─── Information supplied

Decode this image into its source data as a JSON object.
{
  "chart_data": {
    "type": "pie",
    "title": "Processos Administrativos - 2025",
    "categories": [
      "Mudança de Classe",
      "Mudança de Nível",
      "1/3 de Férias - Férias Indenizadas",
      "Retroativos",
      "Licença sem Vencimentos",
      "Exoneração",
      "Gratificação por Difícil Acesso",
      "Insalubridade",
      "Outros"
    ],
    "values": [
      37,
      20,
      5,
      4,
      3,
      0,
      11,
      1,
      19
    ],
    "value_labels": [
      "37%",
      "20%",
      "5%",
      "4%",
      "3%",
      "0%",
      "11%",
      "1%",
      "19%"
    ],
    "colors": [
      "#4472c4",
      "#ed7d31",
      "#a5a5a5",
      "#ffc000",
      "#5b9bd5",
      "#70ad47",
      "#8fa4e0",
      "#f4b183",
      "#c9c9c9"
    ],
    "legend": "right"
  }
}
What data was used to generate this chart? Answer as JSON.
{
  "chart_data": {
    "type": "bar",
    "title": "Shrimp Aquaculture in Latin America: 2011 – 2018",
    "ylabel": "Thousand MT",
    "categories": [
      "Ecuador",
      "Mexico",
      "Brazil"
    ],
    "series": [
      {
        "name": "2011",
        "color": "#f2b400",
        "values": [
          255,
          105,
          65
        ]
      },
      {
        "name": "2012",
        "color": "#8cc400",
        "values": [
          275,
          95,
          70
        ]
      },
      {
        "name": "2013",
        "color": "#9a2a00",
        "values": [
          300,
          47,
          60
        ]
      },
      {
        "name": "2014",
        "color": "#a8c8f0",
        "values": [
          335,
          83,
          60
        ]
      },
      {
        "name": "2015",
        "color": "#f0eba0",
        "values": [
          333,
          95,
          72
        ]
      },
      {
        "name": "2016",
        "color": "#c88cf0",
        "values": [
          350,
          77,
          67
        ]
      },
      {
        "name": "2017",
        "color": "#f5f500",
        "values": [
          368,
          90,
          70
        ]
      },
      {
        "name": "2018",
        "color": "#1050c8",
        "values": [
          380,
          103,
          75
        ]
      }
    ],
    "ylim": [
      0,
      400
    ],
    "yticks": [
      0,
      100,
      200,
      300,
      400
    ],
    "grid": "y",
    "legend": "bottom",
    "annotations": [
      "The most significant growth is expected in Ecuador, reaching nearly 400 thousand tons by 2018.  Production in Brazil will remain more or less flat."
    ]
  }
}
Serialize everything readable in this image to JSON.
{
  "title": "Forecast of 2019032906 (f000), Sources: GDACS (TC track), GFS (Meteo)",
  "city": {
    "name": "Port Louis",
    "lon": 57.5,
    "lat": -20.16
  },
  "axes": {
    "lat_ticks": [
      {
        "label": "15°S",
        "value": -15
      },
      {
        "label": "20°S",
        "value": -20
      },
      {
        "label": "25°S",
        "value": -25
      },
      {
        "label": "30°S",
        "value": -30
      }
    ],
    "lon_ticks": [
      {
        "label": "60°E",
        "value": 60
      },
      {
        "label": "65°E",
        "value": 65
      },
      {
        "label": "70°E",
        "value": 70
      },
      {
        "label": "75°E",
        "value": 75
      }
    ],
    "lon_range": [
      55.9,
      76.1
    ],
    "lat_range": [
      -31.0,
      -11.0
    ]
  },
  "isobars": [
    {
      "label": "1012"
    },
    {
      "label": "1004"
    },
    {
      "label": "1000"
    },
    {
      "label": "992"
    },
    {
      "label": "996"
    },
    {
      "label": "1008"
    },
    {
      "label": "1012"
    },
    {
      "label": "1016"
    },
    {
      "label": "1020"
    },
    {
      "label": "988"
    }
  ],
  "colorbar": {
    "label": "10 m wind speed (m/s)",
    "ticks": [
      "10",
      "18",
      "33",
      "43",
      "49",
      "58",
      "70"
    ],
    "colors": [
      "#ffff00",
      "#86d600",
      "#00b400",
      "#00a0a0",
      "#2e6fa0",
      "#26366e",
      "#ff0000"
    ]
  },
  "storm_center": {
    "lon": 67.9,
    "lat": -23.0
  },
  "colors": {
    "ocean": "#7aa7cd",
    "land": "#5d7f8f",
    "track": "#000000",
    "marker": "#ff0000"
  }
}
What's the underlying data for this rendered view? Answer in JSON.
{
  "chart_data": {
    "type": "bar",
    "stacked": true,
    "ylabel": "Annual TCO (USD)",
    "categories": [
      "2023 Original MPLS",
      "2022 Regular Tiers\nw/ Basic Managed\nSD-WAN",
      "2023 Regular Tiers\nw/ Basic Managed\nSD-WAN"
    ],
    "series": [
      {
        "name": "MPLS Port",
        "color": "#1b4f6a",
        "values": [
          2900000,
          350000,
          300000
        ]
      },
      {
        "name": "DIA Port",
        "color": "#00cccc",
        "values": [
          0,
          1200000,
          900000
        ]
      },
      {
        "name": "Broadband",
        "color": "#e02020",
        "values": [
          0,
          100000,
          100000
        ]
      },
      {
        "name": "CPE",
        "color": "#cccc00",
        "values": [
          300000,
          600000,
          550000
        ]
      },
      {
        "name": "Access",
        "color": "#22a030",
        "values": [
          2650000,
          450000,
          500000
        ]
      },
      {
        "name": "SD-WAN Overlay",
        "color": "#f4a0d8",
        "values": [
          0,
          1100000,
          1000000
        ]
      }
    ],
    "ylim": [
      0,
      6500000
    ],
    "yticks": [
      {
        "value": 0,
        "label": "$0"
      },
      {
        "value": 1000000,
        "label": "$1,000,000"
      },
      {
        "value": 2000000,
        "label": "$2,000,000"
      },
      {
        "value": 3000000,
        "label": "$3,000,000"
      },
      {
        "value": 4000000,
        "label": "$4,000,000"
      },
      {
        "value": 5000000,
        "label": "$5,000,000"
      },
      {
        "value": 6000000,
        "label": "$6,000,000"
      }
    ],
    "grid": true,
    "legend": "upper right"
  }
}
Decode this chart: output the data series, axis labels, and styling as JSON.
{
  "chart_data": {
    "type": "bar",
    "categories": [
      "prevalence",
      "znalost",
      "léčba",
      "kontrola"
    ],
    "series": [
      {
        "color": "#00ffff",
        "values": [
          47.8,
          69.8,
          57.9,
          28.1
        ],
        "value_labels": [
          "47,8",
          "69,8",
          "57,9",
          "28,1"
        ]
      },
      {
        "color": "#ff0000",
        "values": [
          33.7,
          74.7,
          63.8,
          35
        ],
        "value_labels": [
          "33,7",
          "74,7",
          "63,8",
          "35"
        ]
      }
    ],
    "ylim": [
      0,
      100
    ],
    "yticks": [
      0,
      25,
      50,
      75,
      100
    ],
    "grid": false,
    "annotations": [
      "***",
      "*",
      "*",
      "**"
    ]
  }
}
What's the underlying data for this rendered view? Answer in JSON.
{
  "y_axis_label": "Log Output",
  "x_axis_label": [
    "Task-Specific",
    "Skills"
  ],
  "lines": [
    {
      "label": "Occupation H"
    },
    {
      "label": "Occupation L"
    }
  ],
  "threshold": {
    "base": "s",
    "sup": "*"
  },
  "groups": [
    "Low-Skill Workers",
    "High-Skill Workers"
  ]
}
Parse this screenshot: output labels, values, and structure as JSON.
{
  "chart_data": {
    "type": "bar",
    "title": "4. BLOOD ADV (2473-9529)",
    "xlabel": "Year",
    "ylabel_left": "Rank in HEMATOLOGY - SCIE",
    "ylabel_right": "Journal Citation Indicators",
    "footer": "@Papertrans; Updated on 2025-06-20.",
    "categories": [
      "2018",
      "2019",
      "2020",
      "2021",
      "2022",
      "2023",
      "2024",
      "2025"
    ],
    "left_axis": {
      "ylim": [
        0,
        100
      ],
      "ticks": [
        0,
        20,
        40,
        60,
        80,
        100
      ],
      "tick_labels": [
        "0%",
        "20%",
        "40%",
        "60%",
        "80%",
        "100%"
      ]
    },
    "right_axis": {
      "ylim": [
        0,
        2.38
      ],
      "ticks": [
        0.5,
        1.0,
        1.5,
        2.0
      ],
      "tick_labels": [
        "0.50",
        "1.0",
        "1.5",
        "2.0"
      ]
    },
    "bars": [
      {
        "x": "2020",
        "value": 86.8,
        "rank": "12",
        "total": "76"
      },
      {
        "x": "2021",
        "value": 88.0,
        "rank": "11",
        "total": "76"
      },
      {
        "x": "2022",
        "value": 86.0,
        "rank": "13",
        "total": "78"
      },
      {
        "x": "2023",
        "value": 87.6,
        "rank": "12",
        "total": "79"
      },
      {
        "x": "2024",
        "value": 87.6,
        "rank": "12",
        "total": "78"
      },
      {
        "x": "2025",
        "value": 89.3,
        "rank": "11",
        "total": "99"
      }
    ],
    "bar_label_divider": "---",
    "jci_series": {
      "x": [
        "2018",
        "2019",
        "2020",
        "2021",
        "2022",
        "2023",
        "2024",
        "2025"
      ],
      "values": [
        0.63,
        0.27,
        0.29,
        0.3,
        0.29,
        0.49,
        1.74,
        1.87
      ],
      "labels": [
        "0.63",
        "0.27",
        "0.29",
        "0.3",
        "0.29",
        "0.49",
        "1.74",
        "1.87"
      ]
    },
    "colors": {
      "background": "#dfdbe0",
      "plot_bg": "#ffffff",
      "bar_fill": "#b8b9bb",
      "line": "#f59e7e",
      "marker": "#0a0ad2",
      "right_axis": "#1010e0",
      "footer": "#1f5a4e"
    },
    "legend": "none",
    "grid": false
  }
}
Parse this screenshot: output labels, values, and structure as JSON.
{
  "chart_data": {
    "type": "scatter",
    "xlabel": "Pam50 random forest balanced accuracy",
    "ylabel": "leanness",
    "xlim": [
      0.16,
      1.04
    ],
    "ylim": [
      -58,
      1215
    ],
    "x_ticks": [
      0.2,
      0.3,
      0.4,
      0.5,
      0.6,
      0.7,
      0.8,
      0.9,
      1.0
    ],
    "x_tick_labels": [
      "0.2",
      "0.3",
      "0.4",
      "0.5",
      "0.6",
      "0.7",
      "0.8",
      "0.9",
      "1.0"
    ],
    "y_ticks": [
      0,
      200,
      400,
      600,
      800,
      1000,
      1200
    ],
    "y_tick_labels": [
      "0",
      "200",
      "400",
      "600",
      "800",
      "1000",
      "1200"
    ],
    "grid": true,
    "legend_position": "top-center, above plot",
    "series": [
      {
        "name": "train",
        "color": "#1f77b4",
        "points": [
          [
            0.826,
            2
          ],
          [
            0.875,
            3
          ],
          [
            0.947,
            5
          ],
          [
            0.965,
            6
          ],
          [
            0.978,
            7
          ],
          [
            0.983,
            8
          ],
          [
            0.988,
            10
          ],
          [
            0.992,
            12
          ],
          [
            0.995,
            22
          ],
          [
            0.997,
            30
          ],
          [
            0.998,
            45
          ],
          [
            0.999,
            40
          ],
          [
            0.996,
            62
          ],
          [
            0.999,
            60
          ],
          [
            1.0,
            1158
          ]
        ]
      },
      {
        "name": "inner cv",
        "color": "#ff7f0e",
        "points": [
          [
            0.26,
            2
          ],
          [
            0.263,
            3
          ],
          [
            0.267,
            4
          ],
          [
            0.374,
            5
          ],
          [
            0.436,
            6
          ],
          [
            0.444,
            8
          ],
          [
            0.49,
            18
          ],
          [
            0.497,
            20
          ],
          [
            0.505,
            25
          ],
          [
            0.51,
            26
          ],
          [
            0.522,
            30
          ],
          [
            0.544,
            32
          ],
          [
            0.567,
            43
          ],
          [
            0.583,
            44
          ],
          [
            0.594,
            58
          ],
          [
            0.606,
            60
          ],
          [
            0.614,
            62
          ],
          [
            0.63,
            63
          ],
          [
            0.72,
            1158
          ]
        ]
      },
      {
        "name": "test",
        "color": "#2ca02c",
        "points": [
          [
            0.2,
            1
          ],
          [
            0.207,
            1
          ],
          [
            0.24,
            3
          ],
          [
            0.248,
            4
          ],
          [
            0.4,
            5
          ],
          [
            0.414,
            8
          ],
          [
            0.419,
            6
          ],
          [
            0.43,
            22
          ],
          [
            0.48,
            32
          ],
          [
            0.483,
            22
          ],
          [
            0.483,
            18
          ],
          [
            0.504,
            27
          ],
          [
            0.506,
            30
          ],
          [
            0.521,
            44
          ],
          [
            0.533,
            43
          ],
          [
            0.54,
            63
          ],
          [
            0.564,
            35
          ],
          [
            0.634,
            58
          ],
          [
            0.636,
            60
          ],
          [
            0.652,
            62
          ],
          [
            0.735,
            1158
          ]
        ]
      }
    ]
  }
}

──────

**Requirement**
Go through the records and gather the lines that hold "footer".

**Reply**
    "footer": "@Papertrans; Updated on 2025-06-20.",
      "footer": "#1f5a4e"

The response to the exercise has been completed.